Stated exercise
Give only the number of lines that include the string "HĐND".

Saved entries
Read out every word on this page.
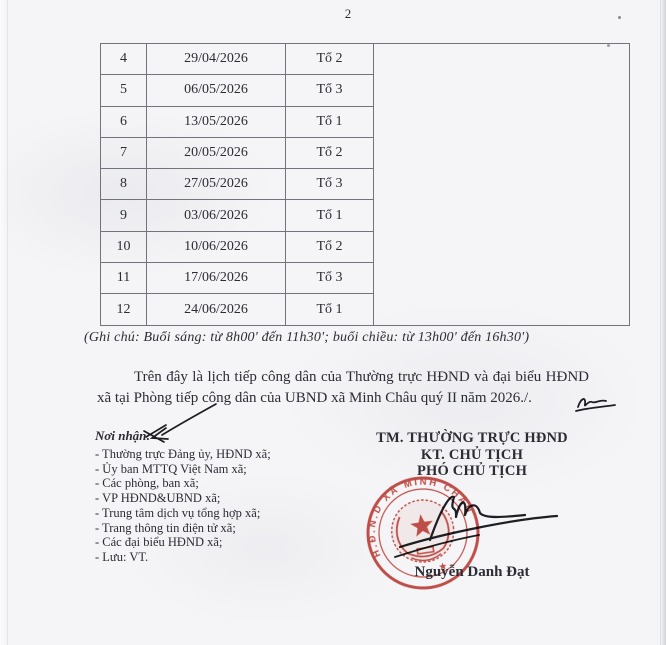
2
4	29/04/2026	Tổ 2	
5	06/05/2026	Tổ 3	
6	13/05/2026	Tổ 1	
7	20/05/2026	Tổ 2	
8	27/05/2026	Tổ 3	
9	03/06/2026	Tổ 1	
10	10/06/2026	Tổ 2	
11	17/06/2026	Tổ 3	
12	24/06/2026	Tổ 1	
(Ghi chú: Buổi sáng: từ 8h00' đến 11h30'; buổi chiều: từ 13h00' đến 16h30')
Trên đây là lịch tiếp công dân của Thường trực HĐND và đại biểu HĐND xã tại Phòng tiếp công dân của UBND xã Minh Châu quý II năm 2026./.

Nơi nhận:

- Thường trực Đảng ủy, HĐND xã;
- Ủy ban MTTQ Việt Nam xã;
- Các phòng, ban xã;
- VP HĐND&UBND xã;
- Trung tâm dịch vụ tổng hợp xã;
- Trang thông tin điện tử xã;
- Các đại biểu HĐND xã;
- Lưu: VT.
TM. THƯỜNG TRỰC HĐND
KT. CHỦ TỊCH
PHÓ CHỦ TỊCH
H.Đ.N.D XÃ MINH CHÂU
Nguyễn Danh Đạt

Final result
5